-- BEGIN DATASET EXCERPTS --

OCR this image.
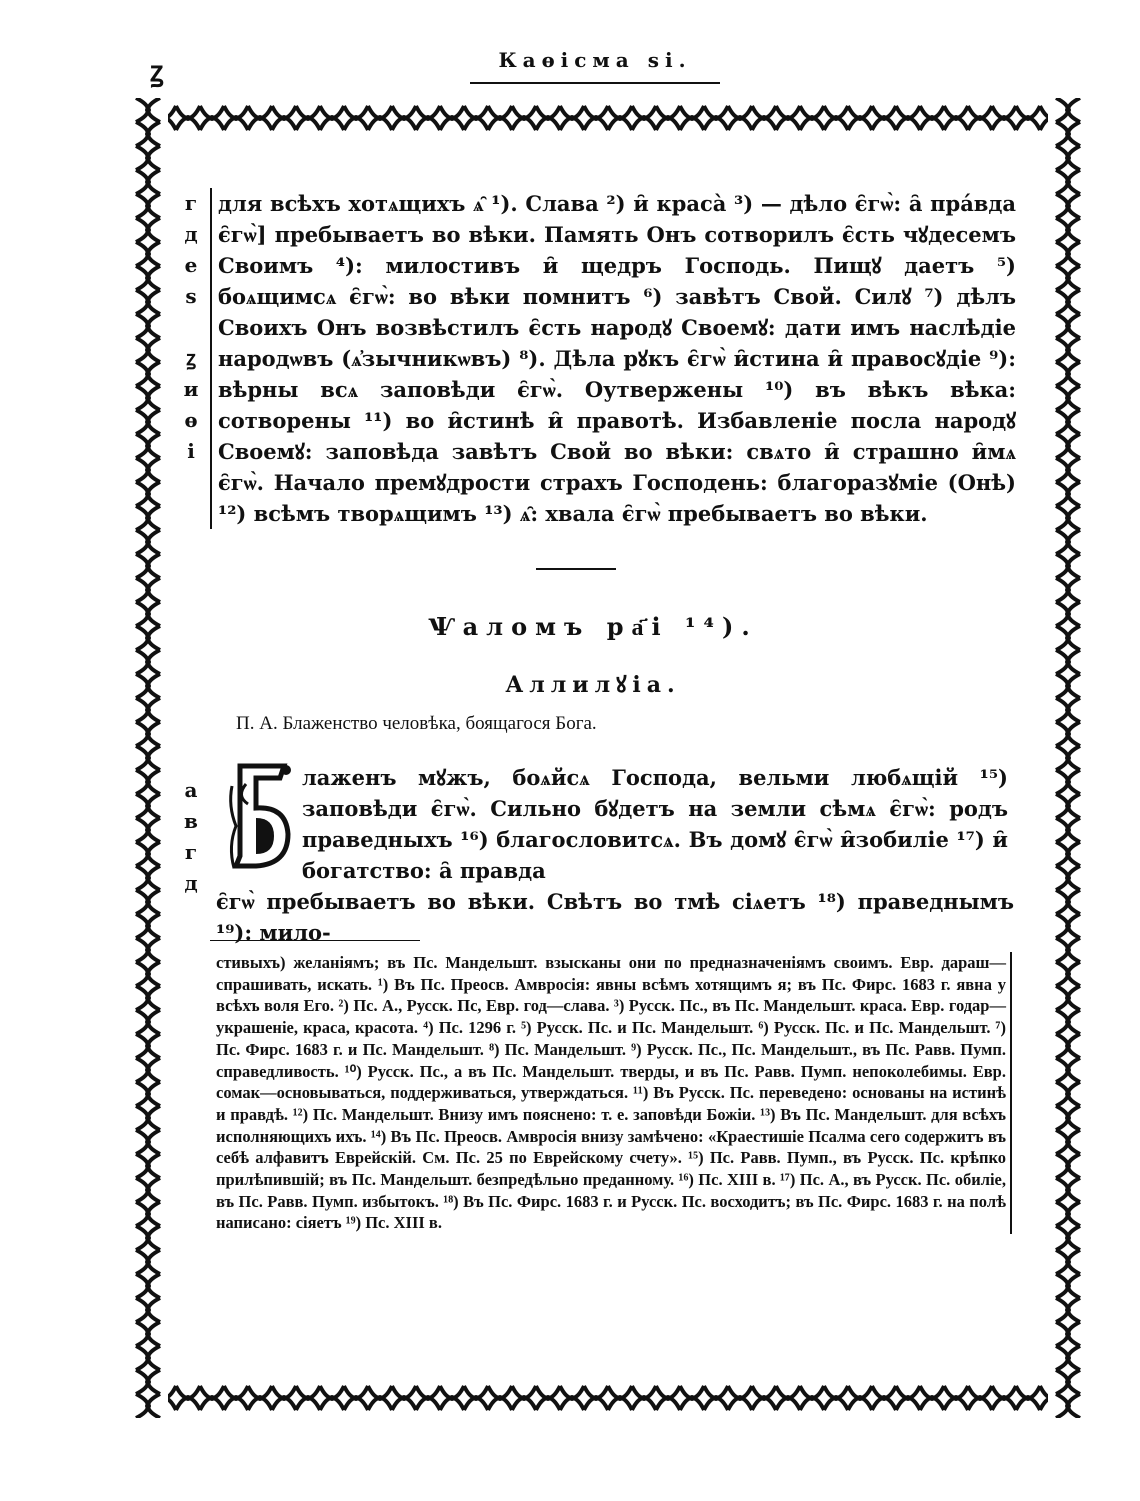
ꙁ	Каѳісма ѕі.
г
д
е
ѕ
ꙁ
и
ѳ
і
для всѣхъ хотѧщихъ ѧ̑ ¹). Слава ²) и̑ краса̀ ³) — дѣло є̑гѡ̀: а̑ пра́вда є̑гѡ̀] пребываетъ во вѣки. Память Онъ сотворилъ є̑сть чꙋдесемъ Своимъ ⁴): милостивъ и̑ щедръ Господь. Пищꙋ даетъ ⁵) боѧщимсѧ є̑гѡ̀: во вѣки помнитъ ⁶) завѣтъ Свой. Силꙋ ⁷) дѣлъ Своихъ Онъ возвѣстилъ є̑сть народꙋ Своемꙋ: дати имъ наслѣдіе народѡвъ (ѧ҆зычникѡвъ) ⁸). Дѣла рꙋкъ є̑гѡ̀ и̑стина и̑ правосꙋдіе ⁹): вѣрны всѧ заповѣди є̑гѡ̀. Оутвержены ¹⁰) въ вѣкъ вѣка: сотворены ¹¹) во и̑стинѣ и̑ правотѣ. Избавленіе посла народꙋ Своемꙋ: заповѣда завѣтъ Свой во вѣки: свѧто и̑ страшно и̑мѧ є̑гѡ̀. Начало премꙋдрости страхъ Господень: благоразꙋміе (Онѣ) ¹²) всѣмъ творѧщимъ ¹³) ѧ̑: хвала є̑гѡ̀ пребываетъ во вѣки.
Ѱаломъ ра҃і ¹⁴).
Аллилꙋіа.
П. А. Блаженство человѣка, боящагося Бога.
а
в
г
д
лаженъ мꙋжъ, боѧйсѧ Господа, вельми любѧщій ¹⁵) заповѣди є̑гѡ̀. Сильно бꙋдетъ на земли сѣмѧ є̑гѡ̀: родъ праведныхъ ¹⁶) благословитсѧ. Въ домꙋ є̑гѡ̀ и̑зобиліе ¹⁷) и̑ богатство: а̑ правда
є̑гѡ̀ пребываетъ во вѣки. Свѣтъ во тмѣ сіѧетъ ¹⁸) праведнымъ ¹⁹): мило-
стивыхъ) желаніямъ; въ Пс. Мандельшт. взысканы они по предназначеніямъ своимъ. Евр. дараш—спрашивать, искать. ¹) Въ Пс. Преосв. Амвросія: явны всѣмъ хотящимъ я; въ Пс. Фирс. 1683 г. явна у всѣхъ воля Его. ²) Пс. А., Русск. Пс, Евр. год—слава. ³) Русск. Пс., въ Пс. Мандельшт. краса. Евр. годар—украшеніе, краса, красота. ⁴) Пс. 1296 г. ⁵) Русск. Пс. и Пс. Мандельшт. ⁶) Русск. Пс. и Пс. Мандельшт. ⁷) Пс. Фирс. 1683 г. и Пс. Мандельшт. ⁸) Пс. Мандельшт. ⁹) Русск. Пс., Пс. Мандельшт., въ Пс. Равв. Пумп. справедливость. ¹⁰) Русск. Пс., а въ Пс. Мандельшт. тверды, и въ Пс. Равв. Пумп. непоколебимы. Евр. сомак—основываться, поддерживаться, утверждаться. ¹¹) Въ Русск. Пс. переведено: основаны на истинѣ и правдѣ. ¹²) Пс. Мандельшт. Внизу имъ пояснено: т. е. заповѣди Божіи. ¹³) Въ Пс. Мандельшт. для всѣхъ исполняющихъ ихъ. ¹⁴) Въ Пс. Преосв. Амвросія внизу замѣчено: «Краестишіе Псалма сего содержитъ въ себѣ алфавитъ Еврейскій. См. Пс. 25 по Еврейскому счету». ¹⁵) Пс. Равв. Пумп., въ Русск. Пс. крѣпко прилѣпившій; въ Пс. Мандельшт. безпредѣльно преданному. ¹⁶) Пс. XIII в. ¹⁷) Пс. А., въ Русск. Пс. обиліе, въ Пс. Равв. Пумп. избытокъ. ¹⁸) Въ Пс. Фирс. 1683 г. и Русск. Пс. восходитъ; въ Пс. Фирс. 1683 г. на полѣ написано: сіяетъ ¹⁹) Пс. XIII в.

-- END DATASET EXCERPTS --
-- BEGIN DATASET EXCERPTS --

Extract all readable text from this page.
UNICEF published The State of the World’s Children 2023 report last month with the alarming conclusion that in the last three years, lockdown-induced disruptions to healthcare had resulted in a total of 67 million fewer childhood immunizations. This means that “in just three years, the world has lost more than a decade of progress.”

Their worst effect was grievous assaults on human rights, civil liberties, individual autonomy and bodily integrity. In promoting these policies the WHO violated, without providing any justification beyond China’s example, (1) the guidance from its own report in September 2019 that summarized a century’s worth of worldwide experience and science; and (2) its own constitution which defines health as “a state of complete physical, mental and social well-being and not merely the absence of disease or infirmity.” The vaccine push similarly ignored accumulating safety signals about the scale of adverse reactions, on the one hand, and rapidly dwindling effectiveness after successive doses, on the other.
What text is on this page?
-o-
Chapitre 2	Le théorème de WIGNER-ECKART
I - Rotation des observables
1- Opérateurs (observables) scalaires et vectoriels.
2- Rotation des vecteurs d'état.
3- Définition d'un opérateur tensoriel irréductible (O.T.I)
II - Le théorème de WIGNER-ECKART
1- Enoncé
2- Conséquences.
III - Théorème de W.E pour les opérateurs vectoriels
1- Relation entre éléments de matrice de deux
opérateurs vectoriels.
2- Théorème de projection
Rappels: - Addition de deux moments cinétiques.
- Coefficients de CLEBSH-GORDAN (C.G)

-- END DATASET EXCERPTS --
-- BEGIN DATASET EXCERPTS --

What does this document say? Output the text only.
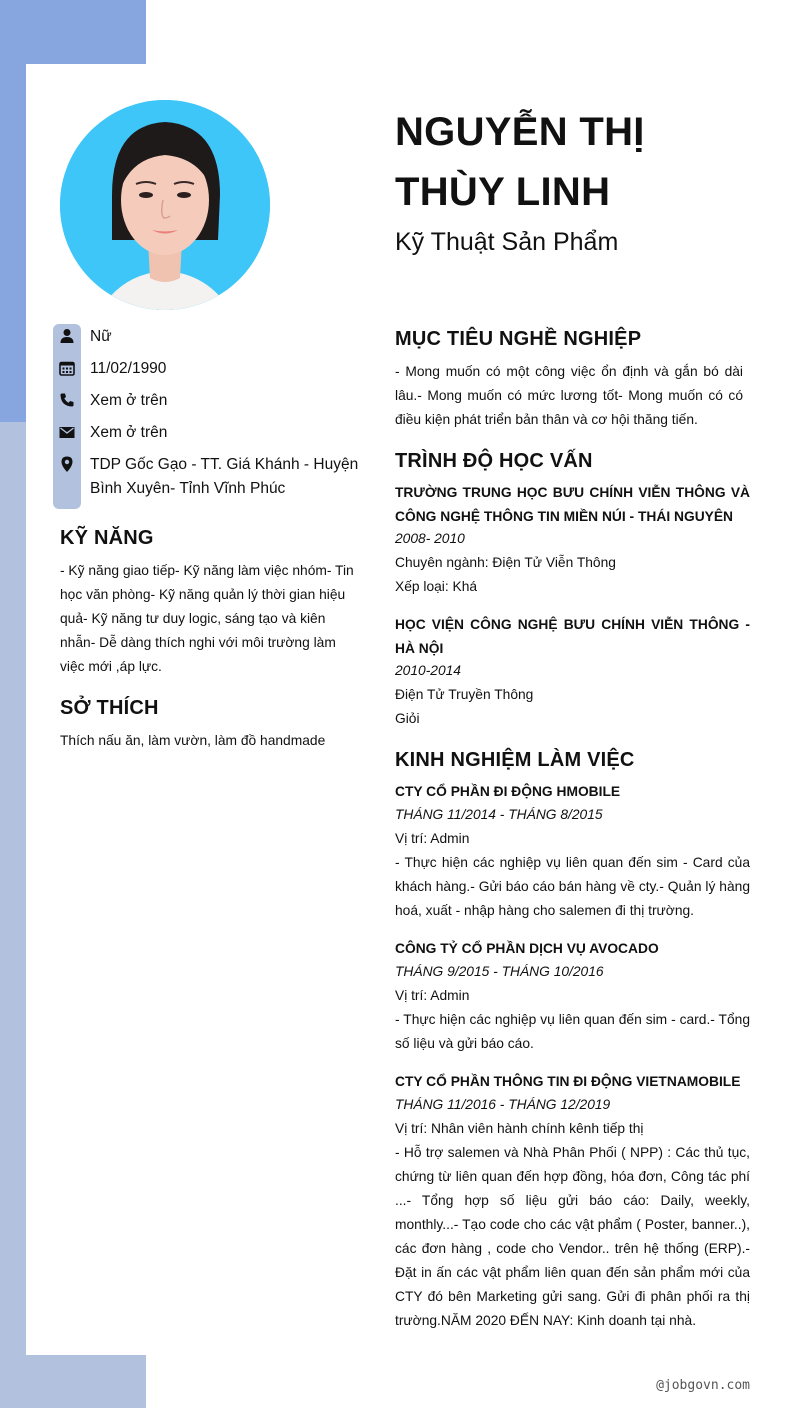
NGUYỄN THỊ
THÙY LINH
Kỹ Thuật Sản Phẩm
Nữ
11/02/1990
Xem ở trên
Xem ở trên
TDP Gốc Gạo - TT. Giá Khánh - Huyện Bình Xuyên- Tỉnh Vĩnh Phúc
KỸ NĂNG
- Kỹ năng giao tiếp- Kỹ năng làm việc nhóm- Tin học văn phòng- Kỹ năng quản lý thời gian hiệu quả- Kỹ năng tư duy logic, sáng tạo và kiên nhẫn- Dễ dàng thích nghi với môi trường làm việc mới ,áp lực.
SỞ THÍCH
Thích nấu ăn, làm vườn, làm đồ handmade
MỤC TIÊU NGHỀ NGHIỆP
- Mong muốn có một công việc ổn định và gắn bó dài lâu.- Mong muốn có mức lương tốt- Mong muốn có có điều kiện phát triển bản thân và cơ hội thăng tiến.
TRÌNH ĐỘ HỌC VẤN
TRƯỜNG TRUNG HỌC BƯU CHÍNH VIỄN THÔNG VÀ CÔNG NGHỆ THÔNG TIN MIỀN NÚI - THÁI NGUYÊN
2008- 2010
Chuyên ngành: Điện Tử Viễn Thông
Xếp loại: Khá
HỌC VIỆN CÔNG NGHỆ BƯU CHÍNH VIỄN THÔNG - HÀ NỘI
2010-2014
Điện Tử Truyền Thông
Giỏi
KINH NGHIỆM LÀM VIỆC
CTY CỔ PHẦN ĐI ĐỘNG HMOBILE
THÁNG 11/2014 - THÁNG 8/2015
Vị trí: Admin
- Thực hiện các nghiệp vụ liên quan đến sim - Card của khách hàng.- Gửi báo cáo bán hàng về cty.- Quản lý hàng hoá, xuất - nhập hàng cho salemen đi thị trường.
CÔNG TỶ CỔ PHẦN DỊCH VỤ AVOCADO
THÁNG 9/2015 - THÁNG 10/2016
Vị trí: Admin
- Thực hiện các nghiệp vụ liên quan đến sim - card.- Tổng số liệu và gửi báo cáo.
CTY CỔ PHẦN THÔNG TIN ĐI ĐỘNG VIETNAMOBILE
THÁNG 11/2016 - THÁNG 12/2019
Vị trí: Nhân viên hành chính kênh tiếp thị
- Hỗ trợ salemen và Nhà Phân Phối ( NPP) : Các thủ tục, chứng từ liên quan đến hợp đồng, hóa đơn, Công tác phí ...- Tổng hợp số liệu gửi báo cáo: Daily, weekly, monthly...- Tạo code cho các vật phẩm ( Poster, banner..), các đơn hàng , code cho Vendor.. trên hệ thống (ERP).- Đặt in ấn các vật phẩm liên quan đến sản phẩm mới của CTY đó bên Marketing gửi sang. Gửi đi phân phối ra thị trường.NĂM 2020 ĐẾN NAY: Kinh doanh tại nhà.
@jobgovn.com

-- END DATASET EXCERPTS --

#### WHAT YOU WILL DO
Go through the preceding material and copy each line that has the word "THÁNG".

#### OUTPUT FOR THIS TASK
THÁNG 11/2014 - THÁNG 8/2015
THÁNG 9/2015 - THÁNG 10/2016
THÁNG 11/2016 - THÁNG 12/2019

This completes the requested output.